WORK INSTRUCTIONS — Reproduce the records exactly.

---- EXTRACTED RECORDS

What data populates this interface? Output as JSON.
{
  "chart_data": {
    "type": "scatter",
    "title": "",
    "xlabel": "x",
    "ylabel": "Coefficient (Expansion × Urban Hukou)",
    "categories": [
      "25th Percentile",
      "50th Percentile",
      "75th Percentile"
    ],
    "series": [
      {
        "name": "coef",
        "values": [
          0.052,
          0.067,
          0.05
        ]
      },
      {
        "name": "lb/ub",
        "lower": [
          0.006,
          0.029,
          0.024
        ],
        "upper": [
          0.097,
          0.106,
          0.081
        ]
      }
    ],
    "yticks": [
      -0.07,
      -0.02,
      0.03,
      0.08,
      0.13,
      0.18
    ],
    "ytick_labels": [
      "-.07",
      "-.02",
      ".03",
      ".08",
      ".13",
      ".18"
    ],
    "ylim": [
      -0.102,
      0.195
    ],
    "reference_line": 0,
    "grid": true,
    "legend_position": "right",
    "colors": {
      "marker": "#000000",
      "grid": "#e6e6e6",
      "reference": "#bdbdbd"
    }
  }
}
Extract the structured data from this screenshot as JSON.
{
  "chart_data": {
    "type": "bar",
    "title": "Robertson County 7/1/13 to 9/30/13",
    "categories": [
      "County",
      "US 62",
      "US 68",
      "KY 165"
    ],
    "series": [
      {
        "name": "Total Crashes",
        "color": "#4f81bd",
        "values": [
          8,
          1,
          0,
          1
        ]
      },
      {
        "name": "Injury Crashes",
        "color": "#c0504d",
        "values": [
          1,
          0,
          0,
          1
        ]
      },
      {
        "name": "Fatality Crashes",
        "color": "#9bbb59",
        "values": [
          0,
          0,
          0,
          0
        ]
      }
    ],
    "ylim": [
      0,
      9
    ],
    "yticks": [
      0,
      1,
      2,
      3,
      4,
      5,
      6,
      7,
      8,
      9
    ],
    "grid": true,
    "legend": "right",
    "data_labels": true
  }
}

--------

FULL SOLUTION —
What data populates this interface? Output as JSON.
{
  "chart_data": {
    "type": "scatter",
    "title": "",
    "xlabel": "x",
    "ylabel": "Coefficient (Expansion × Urban Hukou)",
    "categories": [
      "25th Percentile",
      "50th Percentile",
      "75th Percentile"
    ],
    "series": [
      {
        "name": "coef",
        "values": [
          0.052,
          0.067,
          0.05
        ]
      },
      {
        "name": "lb/ub",
        "lower": [
          0.006,
          0.029,
          0.024
        ],
        "upper": [
          0.097,
          0.106,
          0.081
        ]
      }
    ],
    "yticks": [
      -0.07,
      -0.02,
      0.03,
      0.08,
      0.13,
      0.18
    ],
    "ytick_labels": [
      "-.07",
      "-.02",
      ".03",
      ".08",
      ".13",
      ".18"
    ],
    "ylim": [
      -0.102,
      0.195
    ],
    "reference_line": 0,
    "grid": true,
    "legend_position": "right",
    "colors": {
      "marker": "#000000",
      "grid": "#e6e6e6",
      "reference": "#bdbdbd"
    }
  }
}
Extract the structured data from this screenshot as JSON.
{
  "chart_data": {
    "type": "bar",
    "title": "Robertson County 7/1/13 to 9/30/13",
    "categories": [
      "County",
      "US 62",
      "US 68",
      "KY 165"
    ],
    "series": [
      {
        "name": "Total Crashes",
        "color": "#4f81bd",
        "values": [
          8,
          1,
          0,
          1
        ]
      },
      {
        "name": "Injury Crashes",
        "color": "#c0504d",
        "values": [
          1,
          0,
          0,
          1
        ]
      },
      {
        "name": "Fatality Crashes",
        "color": "#9bbb59",
        "values": [
          0,
          0,
          0,
          0
        ]
      }
    ],
    "ylim": [
      0,
      9
    ],
    "yticks": [
      0,
      1,
      2,
      3,
      4,
      5,
      6,
      7,
      8,
      9
    ],
    "grid": true,
    "legend": "right",
    "data_labels": true
  }
}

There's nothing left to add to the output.